Recorded information:
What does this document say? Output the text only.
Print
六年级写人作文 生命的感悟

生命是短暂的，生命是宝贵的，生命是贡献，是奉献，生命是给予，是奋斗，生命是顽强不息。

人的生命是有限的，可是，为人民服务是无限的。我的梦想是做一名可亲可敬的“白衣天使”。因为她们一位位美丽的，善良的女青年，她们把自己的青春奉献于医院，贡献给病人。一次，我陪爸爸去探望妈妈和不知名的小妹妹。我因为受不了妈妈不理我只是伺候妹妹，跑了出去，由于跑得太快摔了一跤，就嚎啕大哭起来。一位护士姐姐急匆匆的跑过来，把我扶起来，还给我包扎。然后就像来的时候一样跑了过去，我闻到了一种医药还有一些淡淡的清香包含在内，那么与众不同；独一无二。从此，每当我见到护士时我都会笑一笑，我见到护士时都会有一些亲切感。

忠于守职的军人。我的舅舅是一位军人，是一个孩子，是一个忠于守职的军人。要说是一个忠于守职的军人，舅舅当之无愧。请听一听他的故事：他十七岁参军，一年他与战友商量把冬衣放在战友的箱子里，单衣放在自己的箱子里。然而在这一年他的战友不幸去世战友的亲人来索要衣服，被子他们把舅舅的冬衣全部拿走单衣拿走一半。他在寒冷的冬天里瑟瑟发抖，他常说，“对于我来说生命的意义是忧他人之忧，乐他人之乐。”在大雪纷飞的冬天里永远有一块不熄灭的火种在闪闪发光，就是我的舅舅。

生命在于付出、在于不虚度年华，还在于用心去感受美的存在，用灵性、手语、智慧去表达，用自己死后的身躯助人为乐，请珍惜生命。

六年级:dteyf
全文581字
--
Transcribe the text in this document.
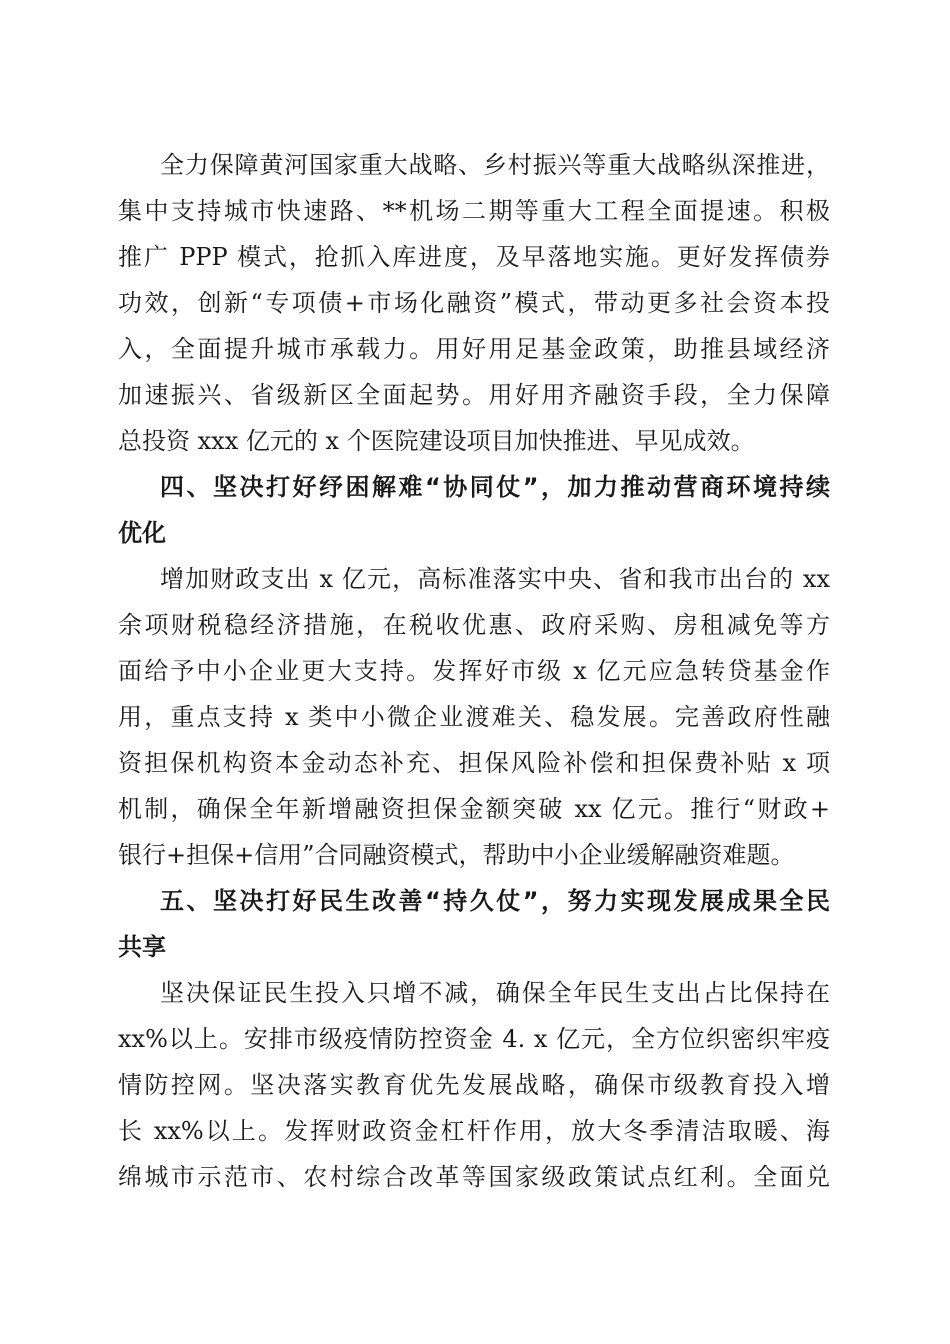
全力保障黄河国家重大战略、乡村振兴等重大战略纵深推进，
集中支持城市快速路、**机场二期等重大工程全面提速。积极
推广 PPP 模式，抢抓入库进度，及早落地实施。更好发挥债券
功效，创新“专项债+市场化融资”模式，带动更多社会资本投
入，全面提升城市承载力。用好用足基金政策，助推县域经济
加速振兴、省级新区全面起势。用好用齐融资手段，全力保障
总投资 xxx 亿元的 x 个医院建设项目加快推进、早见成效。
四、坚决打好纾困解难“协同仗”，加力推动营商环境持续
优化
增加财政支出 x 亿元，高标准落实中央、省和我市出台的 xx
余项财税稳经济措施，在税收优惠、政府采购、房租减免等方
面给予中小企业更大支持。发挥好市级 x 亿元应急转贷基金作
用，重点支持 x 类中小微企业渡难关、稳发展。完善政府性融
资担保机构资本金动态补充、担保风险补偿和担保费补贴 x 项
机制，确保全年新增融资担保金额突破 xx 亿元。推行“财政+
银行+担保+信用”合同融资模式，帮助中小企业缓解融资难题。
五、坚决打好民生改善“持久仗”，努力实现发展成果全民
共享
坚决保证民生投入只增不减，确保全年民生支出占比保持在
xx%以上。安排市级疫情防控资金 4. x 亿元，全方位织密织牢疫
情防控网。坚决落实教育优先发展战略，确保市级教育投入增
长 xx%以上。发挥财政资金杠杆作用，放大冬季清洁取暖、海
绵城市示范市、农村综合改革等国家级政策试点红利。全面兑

Objective:
Identify lines with the string "document". Copy each one.

Solution to this problem:
What does this document say? Output the text only.
Transcribe the text in this document.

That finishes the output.